→ OBJECTIVE
Type the records out again in full, exactly.
## Begin DATA FOR THIS TASK
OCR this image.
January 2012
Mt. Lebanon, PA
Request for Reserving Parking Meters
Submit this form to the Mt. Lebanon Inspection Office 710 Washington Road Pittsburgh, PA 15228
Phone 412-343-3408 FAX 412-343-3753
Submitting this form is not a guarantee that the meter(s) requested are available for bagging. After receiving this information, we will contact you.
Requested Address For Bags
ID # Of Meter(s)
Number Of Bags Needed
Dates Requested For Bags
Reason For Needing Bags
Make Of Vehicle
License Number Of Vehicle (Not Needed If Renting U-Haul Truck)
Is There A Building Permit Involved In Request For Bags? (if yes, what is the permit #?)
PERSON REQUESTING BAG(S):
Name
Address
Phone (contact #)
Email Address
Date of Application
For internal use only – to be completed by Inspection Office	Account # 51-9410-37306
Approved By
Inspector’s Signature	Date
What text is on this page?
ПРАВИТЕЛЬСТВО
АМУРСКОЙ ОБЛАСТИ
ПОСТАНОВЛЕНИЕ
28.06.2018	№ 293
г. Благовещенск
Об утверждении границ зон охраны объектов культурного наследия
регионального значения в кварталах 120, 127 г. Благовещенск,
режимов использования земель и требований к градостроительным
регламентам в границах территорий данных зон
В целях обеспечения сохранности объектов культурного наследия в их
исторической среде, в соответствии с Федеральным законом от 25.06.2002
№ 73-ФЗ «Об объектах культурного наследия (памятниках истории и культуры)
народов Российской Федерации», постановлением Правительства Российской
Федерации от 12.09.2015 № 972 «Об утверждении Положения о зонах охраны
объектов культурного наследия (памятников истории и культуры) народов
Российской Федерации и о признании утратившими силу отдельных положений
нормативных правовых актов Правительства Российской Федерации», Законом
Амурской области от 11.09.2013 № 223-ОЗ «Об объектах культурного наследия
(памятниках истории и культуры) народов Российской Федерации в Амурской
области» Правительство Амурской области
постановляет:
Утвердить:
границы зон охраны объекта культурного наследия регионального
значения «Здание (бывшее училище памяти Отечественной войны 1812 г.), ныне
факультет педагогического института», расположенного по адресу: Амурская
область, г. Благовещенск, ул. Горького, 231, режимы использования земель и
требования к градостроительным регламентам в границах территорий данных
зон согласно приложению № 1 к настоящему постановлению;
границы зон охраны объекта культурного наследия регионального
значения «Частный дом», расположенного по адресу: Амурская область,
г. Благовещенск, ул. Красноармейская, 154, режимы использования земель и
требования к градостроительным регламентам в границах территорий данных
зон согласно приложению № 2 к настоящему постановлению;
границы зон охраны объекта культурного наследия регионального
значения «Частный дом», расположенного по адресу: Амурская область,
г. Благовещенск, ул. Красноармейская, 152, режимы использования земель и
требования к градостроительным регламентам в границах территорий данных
## End DATA FOR THIS TASK
→ SOLUTION TO THIS EXERCISE
OCR this image.
January 2012
Mt. Lebanon, PA
Request for Reserving Parking Meters
Submit this form to the Mt. Lebanon Inspection Office 710 Washington Road Pittsburgh, PA 15228
Phone 412-343-3408 FAX 412-343-3753
Submitting this form is not a guarantee that the meter(s) requested are available for bagging. After receiving this information, we will contact you.
Requested Address For Bags
ID # Of Meter(s)
Number Of Bags Needed
Dates Requested For Bags
Reason For Needing Bags
Make Of Vehicle
License Number Of Vehicle (Not Needed If Renting U-Haul Truck)
Is There A Building Permit Involved In Request For Bags? (if yes, what is the permit #?)
PERSON REQUESTING BAG(S):
Name
Address
Phone (contact #)
Email Address
Date of Application
For internal use only – to be completed by Inspection Office	Account # 51-9410-37306
Approved By
Inspector’s Signature	Date
What text is on this page?
ПРАВИТЕЛЬСТВО
АМУРСКОЙ ОБЛАСТИ
ПОСТАНОВЛЕНИЕ
28.06.2018	№ 293
г. Благовещенск
Об утверждении границ зон охраны объектов культурного наследия
регионального значения в кварталах 120, 127 г. Благовещенск,
режимов использования земель и требований к градостроительным
регламентам в границах территорий данных зон
В целях обеспечения сохранности объектов культурного наследия в их
исторической среде, в соответствии с Федеральным законом от 25.06.2002
№ 73-ФЗ «Об объектах культурного наследия (памятниках истории и культуры)
народов Российской Федерации», постановлением Правительства Российской
Федерации от 12.09.2015 № 972 «Об утверждении Положения о зонах охраны
объектов культурного наследия (памятников истории и культуры) народов
Российской Федерации и о признании утратившими силу отдельных положений
нормативных правовых актов Правительства Российской Федерации», Законом
Амурской области от 11.09.2013 № 223-ОЗ «Об объектах культурного наследия
(памятниках истории и культуры) народов Российской Федерации в Амурской
области» Правительство Амурской области
постановляет:
Утвердить:
границы зон охраны объекта культурного наследия регионального
значения «Здание (бывшее училище памяти Отечественной войны 1812 г.), ныне
факультет педагогического института», расположенного по адресу: Амурская
область, г. Благовещенск, ул. Горького, 231, режимы использования земель и
требования к градостроительным регламентам в границах территорий данных
зон согласно приложению № 1 к настоящему постановлению;
границы зон охраны объекта культурного наследия регионального
значения «Частный дом», расположенного по адресу: Амурская область,
г. Благовещенск, ул. Красноармейская, 154, режимы использования земель и
требования к градостроительным регламентам в границах территорий данных
зон согласно приложению № 2 к настоящему постановлению;
границы зон охраны объекта культурного наследия регионального
значения «Частный дом», расположенного по адресу: Амурская область,
г. Благовещенск, ул. Красноармейская, 152, режимы использования земель и
требования к градостроительным регламентам в границах территорий данных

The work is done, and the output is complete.